------ Supplied data ------

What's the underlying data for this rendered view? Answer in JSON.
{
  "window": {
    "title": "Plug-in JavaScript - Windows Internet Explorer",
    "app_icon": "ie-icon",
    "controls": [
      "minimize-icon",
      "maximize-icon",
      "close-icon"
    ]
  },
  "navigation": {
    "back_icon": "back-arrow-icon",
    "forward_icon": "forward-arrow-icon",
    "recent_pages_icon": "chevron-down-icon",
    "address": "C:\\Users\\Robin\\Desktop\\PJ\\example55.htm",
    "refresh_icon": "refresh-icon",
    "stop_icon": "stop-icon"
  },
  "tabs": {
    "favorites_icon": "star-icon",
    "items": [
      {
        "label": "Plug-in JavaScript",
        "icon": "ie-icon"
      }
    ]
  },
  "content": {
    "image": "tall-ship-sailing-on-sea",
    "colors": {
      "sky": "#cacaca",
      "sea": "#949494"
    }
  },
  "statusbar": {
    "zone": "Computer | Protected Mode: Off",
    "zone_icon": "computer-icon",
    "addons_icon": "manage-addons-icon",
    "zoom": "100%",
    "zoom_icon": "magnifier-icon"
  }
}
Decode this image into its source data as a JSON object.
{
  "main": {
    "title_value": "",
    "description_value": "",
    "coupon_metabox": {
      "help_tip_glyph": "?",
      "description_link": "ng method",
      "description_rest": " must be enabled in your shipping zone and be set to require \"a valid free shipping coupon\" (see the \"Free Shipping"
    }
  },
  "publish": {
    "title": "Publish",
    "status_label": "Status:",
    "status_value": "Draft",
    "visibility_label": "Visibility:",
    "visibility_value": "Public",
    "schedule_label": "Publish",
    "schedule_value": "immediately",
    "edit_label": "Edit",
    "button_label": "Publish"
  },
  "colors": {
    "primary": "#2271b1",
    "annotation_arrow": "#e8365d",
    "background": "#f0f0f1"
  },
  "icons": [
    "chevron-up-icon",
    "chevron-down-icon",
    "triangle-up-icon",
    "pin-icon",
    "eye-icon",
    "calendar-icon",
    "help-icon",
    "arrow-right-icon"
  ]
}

------

◆ **Given request**
All lines from the one that contains "Decode this image" through the end of the material are to be quoted exactly, with both ends included.

◆ **Task solution**
Decode this image into its source data as a JSON object.
{
  "main": {
    "title_value": "",
    "description_value": "",
    "coupon_metabox": {
      "help_tip_glyph": "?",
      "description_link": "ng method",
      "description_rest": " must be enabled in your shipping zone and be set to require \"a valid free shipping coupon\" (see the \"Free Shipping"
    }
  },
  "publish": {
    "title": "Publish",
    "status_label": "Status:",
    "status_value": "Draft",
    "visibility_label": "Visibility:",
    "visibility_value": "Public",
    "schedule_label": "Publish",
    "schedule_value": "immediately",
    "edit_label": "Edit",
    "button_label": "Publish"
  },
  "colors": {
    "primary": "#2271b1",
    "annotation_arrow": "#e8365d",
    "background": "#f0f0f1"
  },
  "icons": [
    "chevron-up-icon",
    "chevron-down-icon",
    "triangle-up-icon",
    "pin-icon",
    "eye-icon",
    "calendar-icon",
    "help-icon",
    "arrow-right-icon"
  ]
}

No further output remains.